(Rows from a figure dataset)
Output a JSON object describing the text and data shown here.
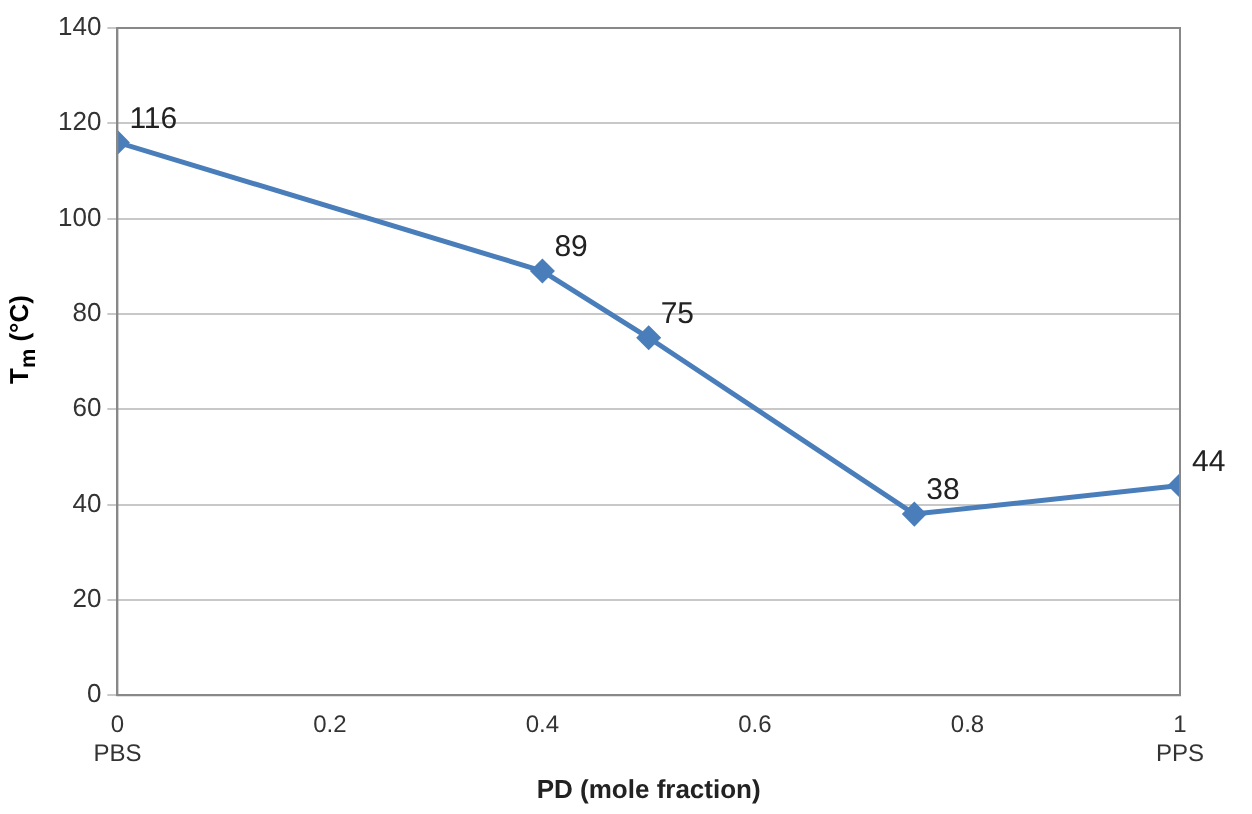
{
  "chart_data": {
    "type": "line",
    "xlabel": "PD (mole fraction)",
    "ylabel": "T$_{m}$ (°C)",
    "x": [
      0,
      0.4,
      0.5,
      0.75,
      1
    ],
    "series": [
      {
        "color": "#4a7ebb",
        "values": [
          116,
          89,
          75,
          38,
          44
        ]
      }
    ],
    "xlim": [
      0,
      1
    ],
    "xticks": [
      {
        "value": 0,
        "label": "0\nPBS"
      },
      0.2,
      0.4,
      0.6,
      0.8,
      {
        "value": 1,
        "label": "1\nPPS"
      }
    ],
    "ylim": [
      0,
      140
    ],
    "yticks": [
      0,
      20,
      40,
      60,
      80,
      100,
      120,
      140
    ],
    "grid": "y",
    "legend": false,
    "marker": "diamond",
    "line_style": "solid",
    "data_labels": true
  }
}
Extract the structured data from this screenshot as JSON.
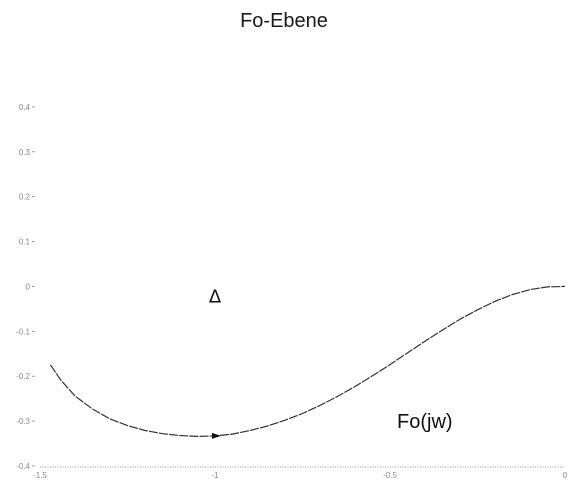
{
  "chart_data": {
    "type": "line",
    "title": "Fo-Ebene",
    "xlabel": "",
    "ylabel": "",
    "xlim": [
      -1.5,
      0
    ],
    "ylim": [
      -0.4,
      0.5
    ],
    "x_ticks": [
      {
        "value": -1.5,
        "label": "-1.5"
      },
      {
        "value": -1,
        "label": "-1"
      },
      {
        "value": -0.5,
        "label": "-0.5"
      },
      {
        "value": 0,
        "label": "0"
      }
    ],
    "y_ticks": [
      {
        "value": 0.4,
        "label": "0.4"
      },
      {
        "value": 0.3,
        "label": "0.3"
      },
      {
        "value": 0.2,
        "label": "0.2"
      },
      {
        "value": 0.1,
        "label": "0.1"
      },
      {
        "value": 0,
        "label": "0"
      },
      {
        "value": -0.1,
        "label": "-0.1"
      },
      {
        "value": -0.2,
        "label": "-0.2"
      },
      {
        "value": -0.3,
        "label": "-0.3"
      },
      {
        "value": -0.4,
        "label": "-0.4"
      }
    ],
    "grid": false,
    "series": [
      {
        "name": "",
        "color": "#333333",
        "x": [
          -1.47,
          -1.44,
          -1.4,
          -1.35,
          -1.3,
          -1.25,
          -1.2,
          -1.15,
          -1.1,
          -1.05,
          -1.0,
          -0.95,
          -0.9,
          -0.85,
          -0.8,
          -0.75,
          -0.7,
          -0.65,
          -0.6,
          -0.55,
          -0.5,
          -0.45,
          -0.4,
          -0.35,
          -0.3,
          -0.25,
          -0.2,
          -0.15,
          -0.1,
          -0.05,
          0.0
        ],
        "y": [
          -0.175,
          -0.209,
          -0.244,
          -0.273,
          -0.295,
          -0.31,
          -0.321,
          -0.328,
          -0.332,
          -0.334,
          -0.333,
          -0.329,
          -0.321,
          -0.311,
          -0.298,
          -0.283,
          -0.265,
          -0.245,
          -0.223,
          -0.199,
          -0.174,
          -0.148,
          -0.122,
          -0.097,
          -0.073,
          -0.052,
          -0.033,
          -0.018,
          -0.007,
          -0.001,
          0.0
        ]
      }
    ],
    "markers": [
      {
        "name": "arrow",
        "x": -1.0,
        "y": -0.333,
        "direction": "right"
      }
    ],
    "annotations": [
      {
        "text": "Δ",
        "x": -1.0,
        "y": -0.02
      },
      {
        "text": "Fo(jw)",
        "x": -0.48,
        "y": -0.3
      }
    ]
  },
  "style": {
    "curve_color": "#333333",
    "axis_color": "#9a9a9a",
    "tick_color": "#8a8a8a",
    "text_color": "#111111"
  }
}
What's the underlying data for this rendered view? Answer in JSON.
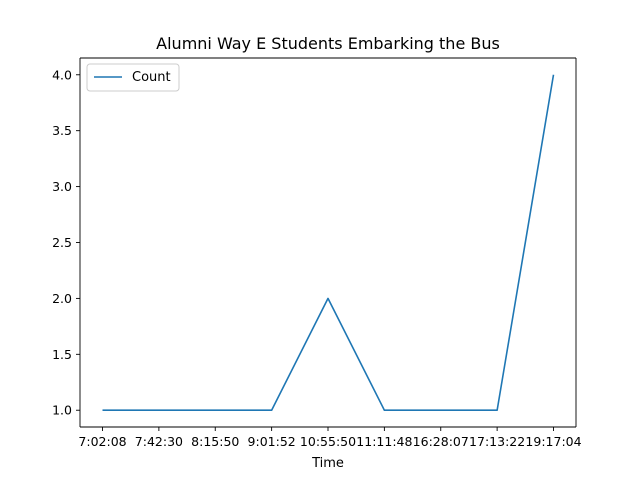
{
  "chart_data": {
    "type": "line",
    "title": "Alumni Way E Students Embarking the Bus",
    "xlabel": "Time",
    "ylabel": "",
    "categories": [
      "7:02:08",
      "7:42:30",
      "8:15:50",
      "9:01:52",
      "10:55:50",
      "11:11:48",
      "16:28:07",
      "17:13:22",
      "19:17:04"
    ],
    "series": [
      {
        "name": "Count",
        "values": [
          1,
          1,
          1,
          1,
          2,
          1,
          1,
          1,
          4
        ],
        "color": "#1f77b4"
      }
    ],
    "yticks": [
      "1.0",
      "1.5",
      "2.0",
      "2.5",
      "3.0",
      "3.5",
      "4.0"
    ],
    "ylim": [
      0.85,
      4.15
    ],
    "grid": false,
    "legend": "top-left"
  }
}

:: DIRECTIVE ::
Repeat the material above word for word, please, apart from its images.

:: OUTPUT FOR THIS TASK ::
Output a JSON object describing the text and data shown here.
{
  "chart_data": {
    "type": "line",
    "xlabel": "PD (mole fraction)",
    "ylabel": "T$_{m}$ (°C)",
    "x": [
      0,
      0.4,
      0.5,
      0.75,
      1
    ],
    "series": [
      {
        "color": "#4a7ebb",
        "values": [
          116,
          89,
          75,
          38,
          44
        ]
      }
    ],
    "xlim": [
      0,
      1
    ],
    "xticks": [
      {
        "value": 0,
        "label": "0\nPBS"
      },
      0.2,
      0.4,
      0.6,
      0.8,
      {
        "value": 1,
        "label": "1\nPPS"
      }
    ],
    "ylim": [
      0,
      140
    ],
    "yticks": [
      0,
      20,
      40,
      60,
      80,
      100,
      120,
      140
    ],
    "grid": "y",
    "legend": false,
    "marker": "diamond",
    "line_style": "solid",
    "data_labels": true
  }
}
Extract the structured data from this screenshot as JSON.
{
  "chart_data": {
    "type": "line",
    "title": "Fo-Ebene",
    "xlabel": "",
    "ylabel": "",
    "xlim": [
      -1.5,
      0
    ],
    "ylim": [
      -0.4,
      0.5
    ],
    "x_ticks": [
      {
        "value": -1.5,
        "label": "-1.5"
      },
      {
        "value": -1,
        "label": "-1"
      },
      {
        "value": -0.5,
        "label": "-0.5"
      },
      {
        "value": 0,
        "label": "0"
      }
    ],
    "y_ticks": [
      {
        "value": 0.4,
        "label": "0.4"
      },
      {
        "value": 0.3,
        "label": "0.3"
      },
      {
        "value": 0.2,
        "label": "0.2"
      },
      {
        "value": 0.1,
        "label": "0.1"
      },
      {
        "value": 0,
        "label": "0"
      },
      {
        "value": -0.1,
        "label": "-0.1"
      },
      {
        "value": -0.2,
        "label": "-0.2"
      },
      {
        "value": -0.3,
        "label": "-0.3"
      },
      {
        "value": -0.4,
        "label": "-0.4"
      }
    ],
    "grid": false,
    "series": [
      {
        "name": "",
        "color": "#333333",
        "x": [
          -1.47,
          -1.44,
          -1.4,
          -1.35,
          -1.3,
          -1.25,
          -1.2,
          -1.15,
          -1.1,
          -1.05,
          -1.0,
          -0.95,
          -0.9,
          -0.85,
          -0.8,
          -0.75,
          -0.7,
          -0.65,
          -0.6,
          -0.55,
          -0.5,
          -0.45,
          -0.4,
          -0.35,
          -0.3,
          -0.25,
          -0.2,
          -0.15,
          -0.1,
          -0.05,
          0.0
        ],
        "y": [
          -0.175,
          -0.209,
          -0.244,
          -0.273,
          -0.295,
          -0.31,
          -0.321,
          -0.328,
          -0.332,
          -0.334,
          -0.333,
          -0.329,
          -0.321,
          -0.311,
          -0.298,
          -0.283,
          -0.265,
          -0.245,
          -0.223,
          -0.199,
          -0.174,
          -0.148,
          -0.122,
          -0.097,
          -0.073,
          -0.052,
          -0.033,
          -0.018,
          -0.007,
          -0.001,
          0.0
        ]
      }
    ],
    "markers": [
      {
        "name": "arrow",
        "x": -1.0,
        "y": -0.333,
        "direction": "right"
      }
    ],
    "annotations": [
      {
        "text": "Δ",
        "x": -1.0,
        "y": -0.02
      },
      {
        "text": "Fo(jw)",
        "x": -0.48,
        "y": -0.3
      }
    ]
  },
  "style": {
    "curve_color": "#333333",
    "axis_color": "#9a9a9a",
    "tick_color": "#8a8a8a",
    "text_color": "#111111"
  }
}
What's the underlying data for this rendered view? Answer in JSON.
{
  "chart_data": {
    "type": "line",
    "title": "Alumni Way E Students Embarking the Bus",
    "xlabel": "Time",
    "ylabel": "",
    "categories": [
      "7:02:08",
      "7:42:30",
      "8:15:50",
      "9:01:52",
      "10:55:50",
      "11:11:48",
      "16:28:07",
      "17:13:22",
      "19:17:04"
    ],
    "series": [
      {
        "name": "Count",
        "values": [
          1,
          1,
          1,
          1,
          2,
          1,
          1,
          1,
          4
        ],
        "color": "#1f77b4"
      }
    ],
    "yticks": [
      "1.0",
      "1.5",
      "2.0",
      "2.5",
      "3.0",
      "3.5",
      "4.0"
    ],
    "ylim": [
      0.85,
      4.15
    ],
    "grid": false,
    "legend": "top-left"
  }
}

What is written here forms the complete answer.